## Aufgabe
Ermittle, wie viele Zeilen der Einträge die Zeichenfolge „elements“ enthalten. Gib ausschließlich die Zahl aus.

## Erfasste Daten
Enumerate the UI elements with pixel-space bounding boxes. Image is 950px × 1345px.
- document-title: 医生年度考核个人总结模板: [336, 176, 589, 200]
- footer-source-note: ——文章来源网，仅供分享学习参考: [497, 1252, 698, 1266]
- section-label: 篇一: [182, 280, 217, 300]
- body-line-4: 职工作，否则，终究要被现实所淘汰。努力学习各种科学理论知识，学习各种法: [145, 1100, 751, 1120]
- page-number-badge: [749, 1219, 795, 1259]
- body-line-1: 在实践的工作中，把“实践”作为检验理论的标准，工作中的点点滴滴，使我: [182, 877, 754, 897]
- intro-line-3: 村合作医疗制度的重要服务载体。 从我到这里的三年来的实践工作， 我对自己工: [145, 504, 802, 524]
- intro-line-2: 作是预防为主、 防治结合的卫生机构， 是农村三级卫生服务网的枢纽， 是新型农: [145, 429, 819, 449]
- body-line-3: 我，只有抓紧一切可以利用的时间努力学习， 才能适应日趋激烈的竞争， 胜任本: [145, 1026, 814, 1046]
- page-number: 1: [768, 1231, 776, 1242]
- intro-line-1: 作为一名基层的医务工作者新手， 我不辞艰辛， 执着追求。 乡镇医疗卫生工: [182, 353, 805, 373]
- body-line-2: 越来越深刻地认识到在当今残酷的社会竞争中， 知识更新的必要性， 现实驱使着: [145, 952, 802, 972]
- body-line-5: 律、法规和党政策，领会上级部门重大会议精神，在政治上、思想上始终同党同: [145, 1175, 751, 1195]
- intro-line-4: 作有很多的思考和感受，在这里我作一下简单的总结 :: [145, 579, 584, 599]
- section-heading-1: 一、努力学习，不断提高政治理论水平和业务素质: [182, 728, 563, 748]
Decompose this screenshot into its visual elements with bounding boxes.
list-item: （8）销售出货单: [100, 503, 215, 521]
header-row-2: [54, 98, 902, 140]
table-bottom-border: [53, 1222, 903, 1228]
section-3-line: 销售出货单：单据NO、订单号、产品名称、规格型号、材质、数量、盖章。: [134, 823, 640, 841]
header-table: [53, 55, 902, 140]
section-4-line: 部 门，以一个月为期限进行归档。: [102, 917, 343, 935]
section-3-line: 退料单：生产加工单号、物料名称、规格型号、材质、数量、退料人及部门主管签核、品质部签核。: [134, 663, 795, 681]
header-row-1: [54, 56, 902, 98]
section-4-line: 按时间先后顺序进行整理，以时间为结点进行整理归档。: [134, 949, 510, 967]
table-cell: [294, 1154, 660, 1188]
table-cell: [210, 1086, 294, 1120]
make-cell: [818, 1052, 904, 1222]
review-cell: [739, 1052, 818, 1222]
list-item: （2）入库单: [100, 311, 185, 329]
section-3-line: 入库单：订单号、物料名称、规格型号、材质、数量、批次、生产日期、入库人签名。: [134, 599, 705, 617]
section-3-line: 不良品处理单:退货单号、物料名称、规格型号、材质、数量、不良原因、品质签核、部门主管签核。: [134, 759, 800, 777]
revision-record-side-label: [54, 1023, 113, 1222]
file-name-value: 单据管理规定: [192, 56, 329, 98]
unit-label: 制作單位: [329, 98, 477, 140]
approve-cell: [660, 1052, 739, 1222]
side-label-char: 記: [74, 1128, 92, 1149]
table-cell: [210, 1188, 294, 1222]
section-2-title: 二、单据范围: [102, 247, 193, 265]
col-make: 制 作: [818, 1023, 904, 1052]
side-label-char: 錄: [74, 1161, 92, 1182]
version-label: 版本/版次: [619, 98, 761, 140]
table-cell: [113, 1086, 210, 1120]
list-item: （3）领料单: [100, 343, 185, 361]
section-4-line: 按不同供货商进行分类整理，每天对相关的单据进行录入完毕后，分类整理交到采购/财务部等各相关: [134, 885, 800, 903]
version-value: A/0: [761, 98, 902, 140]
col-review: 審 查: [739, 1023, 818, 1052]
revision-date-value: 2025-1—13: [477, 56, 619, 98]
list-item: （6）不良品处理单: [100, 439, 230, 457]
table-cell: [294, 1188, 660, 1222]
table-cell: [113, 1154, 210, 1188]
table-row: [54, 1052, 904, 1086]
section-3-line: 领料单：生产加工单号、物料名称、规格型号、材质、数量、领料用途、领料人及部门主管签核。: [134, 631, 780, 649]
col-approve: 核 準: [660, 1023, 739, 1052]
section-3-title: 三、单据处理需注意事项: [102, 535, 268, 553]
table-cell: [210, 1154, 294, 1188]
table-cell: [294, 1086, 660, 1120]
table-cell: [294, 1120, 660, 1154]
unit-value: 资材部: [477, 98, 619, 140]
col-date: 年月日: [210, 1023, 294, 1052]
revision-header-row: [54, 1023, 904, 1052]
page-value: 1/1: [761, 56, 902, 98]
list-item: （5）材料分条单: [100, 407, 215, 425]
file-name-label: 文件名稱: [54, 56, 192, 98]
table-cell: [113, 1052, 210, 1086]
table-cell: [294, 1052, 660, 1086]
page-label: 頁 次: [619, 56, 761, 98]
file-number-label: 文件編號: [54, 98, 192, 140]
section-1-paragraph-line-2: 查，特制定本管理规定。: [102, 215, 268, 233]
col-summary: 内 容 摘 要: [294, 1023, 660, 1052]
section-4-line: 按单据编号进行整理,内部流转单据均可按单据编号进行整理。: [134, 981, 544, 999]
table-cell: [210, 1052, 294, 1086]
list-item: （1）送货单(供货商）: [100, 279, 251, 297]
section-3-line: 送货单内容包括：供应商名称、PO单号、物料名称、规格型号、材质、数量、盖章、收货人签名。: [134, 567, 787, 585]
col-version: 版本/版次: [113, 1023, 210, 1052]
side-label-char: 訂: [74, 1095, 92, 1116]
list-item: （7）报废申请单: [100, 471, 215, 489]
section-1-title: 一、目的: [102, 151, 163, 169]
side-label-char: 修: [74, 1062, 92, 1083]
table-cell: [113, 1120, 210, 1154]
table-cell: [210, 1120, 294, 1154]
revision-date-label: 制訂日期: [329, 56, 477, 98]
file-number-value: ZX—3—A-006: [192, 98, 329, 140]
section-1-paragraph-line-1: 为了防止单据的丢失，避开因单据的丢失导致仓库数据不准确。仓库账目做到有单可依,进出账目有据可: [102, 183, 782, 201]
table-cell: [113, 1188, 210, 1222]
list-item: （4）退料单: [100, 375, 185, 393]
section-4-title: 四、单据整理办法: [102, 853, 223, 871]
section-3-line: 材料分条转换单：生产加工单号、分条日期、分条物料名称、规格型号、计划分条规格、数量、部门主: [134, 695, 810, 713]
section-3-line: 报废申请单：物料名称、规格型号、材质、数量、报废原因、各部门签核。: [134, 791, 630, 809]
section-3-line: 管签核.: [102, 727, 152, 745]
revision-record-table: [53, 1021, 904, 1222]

## Erwartete Ausgabe
2